- [What to work on] Would you copy out the whole listing exactly as given?

- [Given records]

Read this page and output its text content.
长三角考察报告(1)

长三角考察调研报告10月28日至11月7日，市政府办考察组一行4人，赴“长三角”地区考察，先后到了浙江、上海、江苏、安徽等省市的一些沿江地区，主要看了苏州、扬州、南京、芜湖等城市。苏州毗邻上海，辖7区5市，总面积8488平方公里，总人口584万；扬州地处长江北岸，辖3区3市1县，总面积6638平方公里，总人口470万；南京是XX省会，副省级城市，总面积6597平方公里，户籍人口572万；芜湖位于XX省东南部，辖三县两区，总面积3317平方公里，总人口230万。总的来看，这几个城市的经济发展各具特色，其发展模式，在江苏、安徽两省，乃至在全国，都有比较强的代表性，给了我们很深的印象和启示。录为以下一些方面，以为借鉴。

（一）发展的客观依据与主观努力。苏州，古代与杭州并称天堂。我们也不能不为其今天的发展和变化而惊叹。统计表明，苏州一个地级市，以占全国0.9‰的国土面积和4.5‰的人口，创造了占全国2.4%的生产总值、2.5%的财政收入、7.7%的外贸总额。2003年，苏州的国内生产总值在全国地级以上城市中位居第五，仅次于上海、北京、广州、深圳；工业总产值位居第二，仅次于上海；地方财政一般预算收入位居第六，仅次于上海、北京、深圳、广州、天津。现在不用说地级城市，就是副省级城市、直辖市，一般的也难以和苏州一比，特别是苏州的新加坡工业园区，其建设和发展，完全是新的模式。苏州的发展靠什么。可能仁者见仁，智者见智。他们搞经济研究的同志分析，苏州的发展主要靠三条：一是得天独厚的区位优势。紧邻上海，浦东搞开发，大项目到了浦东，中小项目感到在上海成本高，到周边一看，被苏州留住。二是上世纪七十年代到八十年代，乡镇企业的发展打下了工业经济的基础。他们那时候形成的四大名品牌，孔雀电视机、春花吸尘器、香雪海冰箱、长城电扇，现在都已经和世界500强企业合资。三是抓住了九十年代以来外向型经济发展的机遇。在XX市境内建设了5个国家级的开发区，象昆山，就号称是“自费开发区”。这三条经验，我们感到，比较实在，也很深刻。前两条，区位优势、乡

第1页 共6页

- [Response to the task]
Read this page and output its text content.
长三角考察报告(1)

长三角考察调研报告10月28日至11月7日，市政府办考察组一行4人，赴“长三角”地区考察，先后到了浙江、上海、江苏、安徽等省市的一些沿江地区，主要看了苏州、扬州、南京、芜湖等城市。苏州毗邻上海，辖7区5市，总面积8488平方公里，总人口584万；扬州地处长江北岸，辖3区3市1县，总面积6638平方公里，总人口470万；南京是XX省会，副省级城市，总面积6597平方公里，户籍人口572万；芜湖位于XX省东南部，辖三县两区，总面积3317平方公里，总人口230万。总的来看，这几个城市的经济发展各具特色，其发展模式，在江苏、安徽两省，乃至在全国，都有比较强的代表性，给了我们很深的印象和启示。录为以下一些方面，以为借鉴。

（一）发展的客观依据与主观努力。苏州，古代与杭州并称天堂。我们也不能不为其今天的发展和变化而惊叹。统计表明，苏州一个地级市，以占全国0.9‰的国土面积和4.5‰的人口，创造了占全国2.4%的生产总值、2.5%的财政收入、7.7%的外贸总额。2003年，苏州的国内生产总值在全国地级以上城市中位居第五，仅次于上海、北京、广州、深圳；工业总产值位居第二，仅次于上海；地方财政一般预算收入位居第六，仅次于上海、北京、深圳、广州、天津。现在不用说地级城市，就是副省级城市、直辖市，一般的也难以和苏州一比，特别是苏州的新加坡工业园区，其建设和发展，完全是新的模式。苏州的发展靠什么。可能仁者见仁，智者见智。他们搞经济研究的同志分析，苏州的发展主要靠三条：一是得天独厚的区位优势。紧邻上海，浦东搞开发，大项目到了浦东，中小项目感到在上海成本高，到周边一看，被苏州留住。二是上世纪七十年代到八十年代，乡镇企业的发展打下了工业经济的基础。他们那时候形成的四大名品牌，孔雀电视机、春花吸尘器、香雪海冰箱、长城电扇，现在都已经和世界500强企业合资。三是抓住了九十年代以来外向型经济发展的机遇。在XX市境内建设了5个国家级的开发区，象昆山，就号称是“自费开发区”。这三条经验，我们感到，比较实在，也很深刻。前两条，区位优势、乡

第1页 共6页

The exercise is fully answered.